(Data pulled from a collection)
====

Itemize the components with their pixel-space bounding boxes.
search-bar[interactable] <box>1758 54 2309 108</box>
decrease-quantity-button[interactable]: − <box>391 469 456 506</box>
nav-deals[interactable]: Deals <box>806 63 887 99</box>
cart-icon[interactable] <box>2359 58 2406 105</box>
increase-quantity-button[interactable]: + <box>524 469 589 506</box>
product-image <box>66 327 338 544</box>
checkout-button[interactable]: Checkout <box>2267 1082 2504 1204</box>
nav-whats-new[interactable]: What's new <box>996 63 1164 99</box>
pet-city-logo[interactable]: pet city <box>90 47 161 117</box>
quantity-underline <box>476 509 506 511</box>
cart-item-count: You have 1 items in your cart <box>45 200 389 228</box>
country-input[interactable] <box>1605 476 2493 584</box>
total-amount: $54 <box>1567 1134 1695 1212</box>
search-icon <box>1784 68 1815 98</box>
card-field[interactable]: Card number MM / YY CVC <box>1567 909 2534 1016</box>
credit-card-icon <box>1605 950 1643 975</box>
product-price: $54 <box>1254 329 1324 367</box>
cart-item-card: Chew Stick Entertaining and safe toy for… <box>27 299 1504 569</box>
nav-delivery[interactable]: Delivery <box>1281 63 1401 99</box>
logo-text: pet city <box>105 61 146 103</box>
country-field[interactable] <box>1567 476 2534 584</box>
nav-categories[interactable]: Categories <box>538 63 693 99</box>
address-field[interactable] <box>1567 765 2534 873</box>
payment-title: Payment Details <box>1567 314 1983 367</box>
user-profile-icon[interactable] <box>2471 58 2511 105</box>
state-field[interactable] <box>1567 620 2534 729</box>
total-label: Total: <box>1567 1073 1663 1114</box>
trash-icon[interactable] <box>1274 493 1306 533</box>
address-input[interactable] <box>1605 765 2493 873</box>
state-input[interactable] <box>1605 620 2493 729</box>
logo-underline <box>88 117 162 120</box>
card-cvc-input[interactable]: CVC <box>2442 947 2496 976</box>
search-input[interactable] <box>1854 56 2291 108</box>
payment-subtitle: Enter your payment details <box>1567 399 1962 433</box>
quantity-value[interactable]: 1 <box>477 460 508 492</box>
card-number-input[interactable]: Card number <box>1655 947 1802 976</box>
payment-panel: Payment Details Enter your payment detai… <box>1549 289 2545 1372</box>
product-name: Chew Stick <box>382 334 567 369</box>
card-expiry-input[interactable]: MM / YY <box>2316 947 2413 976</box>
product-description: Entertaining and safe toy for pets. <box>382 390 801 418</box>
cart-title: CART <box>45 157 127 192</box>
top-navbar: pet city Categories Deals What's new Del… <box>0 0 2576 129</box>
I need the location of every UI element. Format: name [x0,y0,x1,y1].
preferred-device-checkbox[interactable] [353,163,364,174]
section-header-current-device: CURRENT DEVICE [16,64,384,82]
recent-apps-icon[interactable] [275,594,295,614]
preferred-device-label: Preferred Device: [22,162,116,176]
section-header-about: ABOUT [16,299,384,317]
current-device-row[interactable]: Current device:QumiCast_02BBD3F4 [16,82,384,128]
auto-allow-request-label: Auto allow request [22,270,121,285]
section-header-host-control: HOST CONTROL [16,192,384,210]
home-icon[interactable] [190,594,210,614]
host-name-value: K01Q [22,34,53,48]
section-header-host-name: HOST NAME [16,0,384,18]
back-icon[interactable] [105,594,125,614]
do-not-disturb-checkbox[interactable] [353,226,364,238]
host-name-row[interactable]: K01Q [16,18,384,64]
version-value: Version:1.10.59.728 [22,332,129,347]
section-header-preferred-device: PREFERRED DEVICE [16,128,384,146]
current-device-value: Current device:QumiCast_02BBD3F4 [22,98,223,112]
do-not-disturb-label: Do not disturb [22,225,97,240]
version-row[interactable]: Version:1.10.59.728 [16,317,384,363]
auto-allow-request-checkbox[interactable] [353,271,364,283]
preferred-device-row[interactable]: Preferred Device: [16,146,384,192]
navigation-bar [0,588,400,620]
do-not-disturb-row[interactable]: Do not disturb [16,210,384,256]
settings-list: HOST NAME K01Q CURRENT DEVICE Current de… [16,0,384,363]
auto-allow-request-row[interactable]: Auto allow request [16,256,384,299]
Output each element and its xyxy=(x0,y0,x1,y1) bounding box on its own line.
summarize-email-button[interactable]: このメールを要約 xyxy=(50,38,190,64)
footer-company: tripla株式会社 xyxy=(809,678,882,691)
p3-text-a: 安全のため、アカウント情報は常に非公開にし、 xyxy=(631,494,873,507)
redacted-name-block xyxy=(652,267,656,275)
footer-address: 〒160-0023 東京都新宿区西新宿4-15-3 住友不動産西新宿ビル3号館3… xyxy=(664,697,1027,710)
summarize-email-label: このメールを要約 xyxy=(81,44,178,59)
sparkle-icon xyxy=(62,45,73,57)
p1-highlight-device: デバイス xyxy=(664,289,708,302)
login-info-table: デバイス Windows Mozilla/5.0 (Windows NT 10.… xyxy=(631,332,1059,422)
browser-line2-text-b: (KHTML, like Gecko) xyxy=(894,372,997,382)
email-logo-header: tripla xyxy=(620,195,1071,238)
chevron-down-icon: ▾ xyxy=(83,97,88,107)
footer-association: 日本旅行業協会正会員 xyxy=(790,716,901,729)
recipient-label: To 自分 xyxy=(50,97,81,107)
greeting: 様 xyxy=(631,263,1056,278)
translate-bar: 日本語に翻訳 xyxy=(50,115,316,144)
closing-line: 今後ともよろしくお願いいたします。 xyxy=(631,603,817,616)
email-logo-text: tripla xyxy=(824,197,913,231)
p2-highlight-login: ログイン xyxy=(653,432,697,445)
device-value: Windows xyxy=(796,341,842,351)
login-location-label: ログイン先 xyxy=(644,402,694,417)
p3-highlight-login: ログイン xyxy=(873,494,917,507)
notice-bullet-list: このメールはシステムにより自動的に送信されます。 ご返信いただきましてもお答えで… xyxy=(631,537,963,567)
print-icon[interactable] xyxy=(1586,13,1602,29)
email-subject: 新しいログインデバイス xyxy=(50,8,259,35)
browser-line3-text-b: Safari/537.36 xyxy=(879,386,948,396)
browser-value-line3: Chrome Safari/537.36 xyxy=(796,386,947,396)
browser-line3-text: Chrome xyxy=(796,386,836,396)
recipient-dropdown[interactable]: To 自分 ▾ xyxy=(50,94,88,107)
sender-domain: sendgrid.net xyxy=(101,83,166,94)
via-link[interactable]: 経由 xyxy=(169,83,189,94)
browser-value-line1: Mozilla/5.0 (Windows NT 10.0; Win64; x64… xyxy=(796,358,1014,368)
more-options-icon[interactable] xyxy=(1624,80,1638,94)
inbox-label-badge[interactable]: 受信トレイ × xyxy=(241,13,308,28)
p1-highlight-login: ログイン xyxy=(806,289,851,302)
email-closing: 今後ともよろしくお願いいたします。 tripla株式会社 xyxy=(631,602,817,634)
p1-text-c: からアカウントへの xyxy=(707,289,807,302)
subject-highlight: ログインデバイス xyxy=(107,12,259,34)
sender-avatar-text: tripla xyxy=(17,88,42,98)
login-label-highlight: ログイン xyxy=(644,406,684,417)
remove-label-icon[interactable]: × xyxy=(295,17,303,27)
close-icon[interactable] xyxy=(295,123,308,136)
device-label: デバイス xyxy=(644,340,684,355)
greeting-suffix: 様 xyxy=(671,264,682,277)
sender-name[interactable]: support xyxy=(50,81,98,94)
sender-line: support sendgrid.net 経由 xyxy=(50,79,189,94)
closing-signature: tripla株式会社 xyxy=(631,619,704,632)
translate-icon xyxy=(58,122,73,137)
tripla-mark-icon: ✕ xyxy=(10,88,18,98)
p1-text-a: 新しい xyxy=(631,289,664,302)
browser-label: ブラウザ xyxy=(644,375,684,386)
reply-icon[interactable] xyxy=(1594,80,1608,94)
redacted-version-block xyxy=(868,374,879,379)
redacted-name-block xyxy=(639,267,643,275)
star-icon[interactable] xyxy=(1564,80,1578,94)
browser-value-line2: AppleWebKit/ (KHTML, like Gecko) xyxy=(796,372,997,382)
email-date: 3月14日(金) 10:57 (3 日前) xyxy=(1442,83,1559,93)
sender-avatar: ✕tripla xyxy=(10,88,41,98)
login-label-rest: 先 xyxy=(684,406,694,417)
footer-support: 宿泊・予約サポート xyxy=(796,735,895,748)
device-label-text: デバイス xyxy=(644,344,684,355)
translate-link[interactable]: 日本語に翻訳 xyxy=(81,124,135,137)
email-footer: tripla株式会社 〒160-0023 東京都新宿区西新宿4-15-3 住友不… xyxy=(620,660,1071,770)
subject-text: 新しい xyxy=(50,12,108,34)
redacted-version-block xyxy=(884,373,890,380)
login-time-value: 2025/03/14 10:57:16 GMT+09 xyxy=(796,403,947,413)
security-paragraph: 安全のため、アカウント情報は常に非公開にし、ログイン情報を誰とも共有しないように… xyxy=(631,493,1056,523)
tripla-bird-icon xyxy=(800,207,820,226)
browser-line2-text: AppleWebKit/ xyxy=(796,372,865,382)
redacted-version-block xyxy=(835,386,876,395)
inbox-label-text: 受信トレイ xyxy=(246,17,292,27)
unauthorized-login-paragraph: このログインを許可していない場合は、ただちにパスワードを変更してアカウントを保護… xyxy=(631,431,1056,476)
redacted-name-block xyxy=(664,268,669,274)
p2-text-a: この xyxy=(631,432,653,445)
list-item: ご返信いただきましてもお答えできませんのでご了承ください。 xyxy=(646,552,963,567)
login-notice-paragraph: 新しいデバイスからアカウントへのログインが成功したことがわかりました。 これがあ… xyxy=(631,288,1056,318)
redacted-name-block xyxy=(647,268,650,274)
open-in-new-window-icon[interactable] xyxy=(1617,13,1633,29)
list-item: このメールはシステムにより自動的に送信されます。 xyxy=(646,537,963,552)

====

Aim of the task - Pull out every line of the data above that contains the string "state", treating uppercase and lowercase letters as different.

Result -
state-field[interactable] <box>1567 620 2534 729</box>
state-input[interactable] <box>1605 620 2493 729</box>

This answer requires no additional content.